##### Entries provided #####

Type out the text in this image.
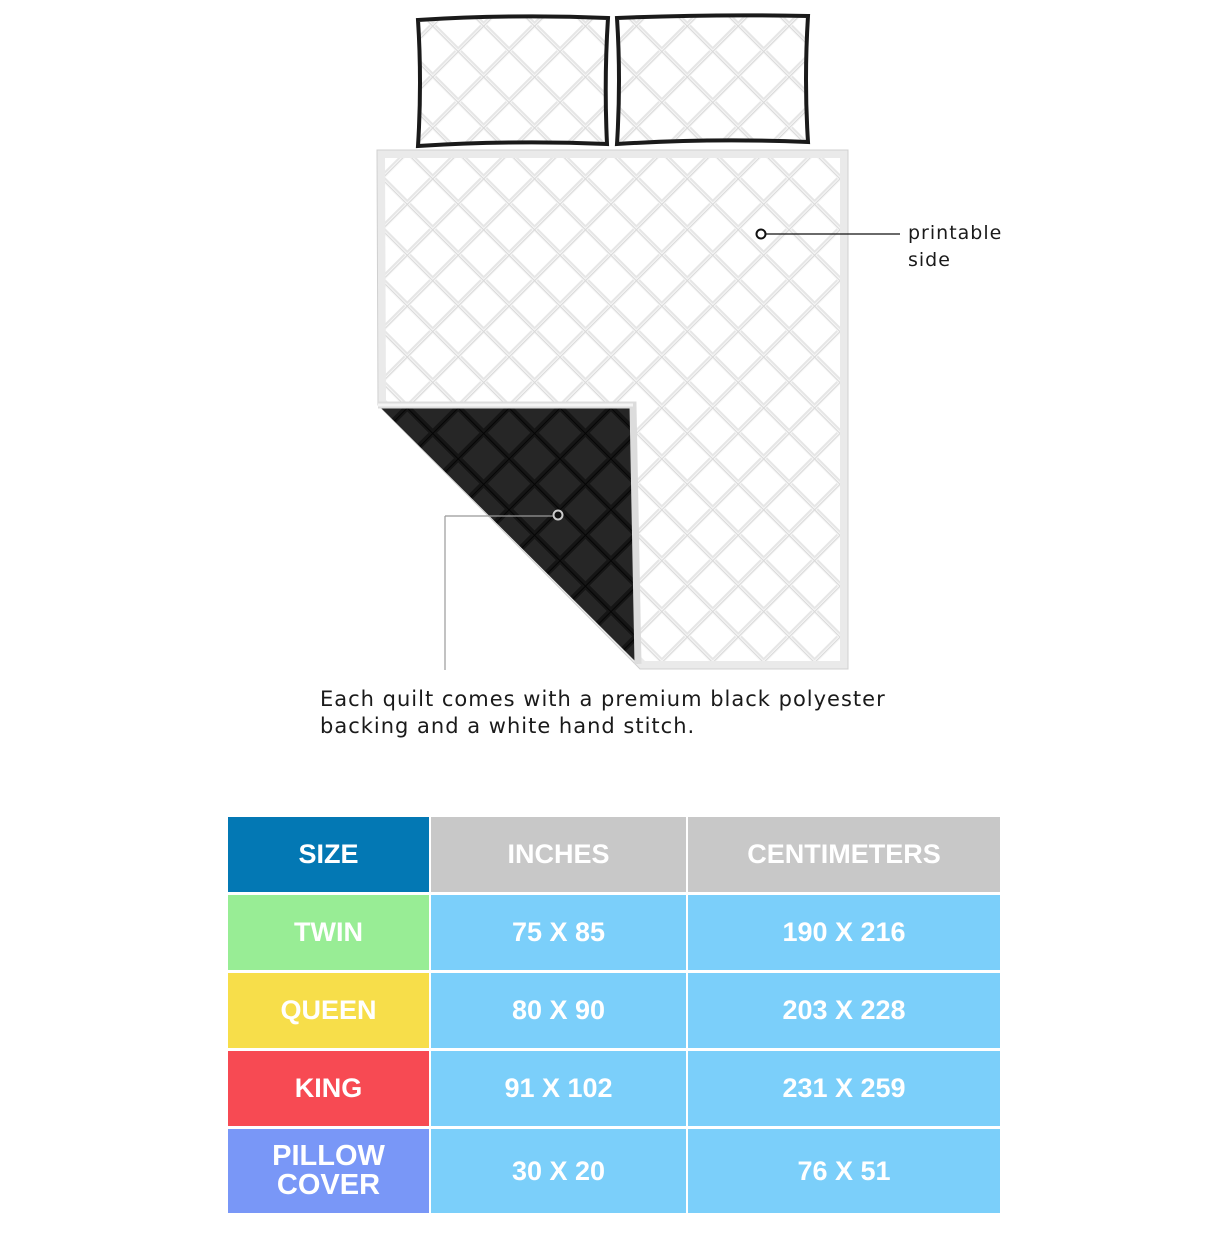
printable side
Each quilt comes with a premium black polyester backing and a white hand stitch.
SIZE	INCHES	CENTIMETERS
TWIN	75 X 85	190 X 216
QUEEN	80 X 90	203 X 228
KING	91 X 102	231 X 259

PILLOW COVER	30 X 20	76 X 51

#####

**Prompt**: Each entry above should be reproduced exactly, with the pictures removed.

**Full output**:
Type out the text in this image.
printable side
Each quilt comes with a premium black polyester backing and a white hand stitch.
SIZE	INCHES	CENTIMETERS
TWIN	75 X 85	190 X 216
QUEEN	80 X 90	203 X 228
KING	91 X 102	231 X 259

PILLOW COVER	30 X 20	76 X 51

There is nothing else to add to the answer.